Required work ▸ Take the entries below and reproduce them word for word.

Entries shown ▸

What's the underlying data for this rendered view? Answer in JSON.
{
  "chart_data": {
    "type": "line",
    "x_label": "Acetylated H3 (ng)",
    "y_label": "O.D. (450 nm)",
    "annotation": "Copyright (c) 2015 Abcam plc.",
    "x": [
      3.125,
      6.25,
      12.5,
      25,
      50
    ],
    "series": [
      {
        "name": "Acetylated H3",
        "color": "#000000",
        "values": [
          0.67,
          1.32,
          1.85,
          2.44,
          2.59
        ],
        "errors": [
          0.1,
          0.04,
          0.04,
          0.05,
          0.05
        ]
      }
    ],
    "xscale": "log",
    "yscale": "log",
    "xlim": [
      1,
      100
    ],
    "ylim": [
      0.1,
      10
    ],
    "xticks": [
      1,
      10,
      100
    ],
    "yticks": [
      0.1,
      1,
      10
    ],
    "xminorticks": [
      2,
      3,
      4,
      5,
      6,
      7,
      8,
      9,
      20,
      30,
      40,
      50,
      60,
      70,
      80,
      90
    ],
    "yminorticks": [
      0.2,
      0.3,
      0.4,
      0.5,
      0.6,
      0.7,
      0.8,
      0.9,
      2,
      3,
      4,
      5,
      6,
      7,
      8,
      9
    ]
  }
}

Result of the exercise ▸
What's the underlying data for this rendered view? Answer in JSON.
{
  "chart_data": {
    "type": "line",
    "x_label": "Acetylated H3 (ng)",
    "y_label": "O.D. (450 nm)",
    "annotation": "Copyright (c) 2015 Abcam plc.",
    "x": [
      3.125,
      6.25,
      12.5,
      25,
      50
    ],
    "series": [
      {
        "name": "Acetylated H3",
        "color": "#000000",
        "values": [
          0.67,
          1.32,
          1.85,
          2.44,
          2.59
        ],
        "errors": [
          0.1,
          0.04,
          0.04,
          0.05,
          0.05
        ]
      }
    ],
    "xscale": "log",
    "yscale": "log",
    "xlim": [
      1,
      100
    ],
    "ylim": [
      0.1,
      10
    ],
    "xticks": [
      1,
      10,
      100
    ],
    "yticks": [
      0.1,
      1,
      10
    ],
    "xminorticks": [
      2,
      3,
      4,
      5,
      6,
      7,
      8,
      9,
      20,
      30,
      40,
      50,
      60,
      70,
      80,
      90
    ],
    "yminorticks": [
      0.2,
      0.3,
      0.4,
      0.5,
      0.6,
      0.7,
      0.8,
      0.9,
      2,
      3,
      4,
      5,
      6,
      7,
      8,
      9
    ]
  }
}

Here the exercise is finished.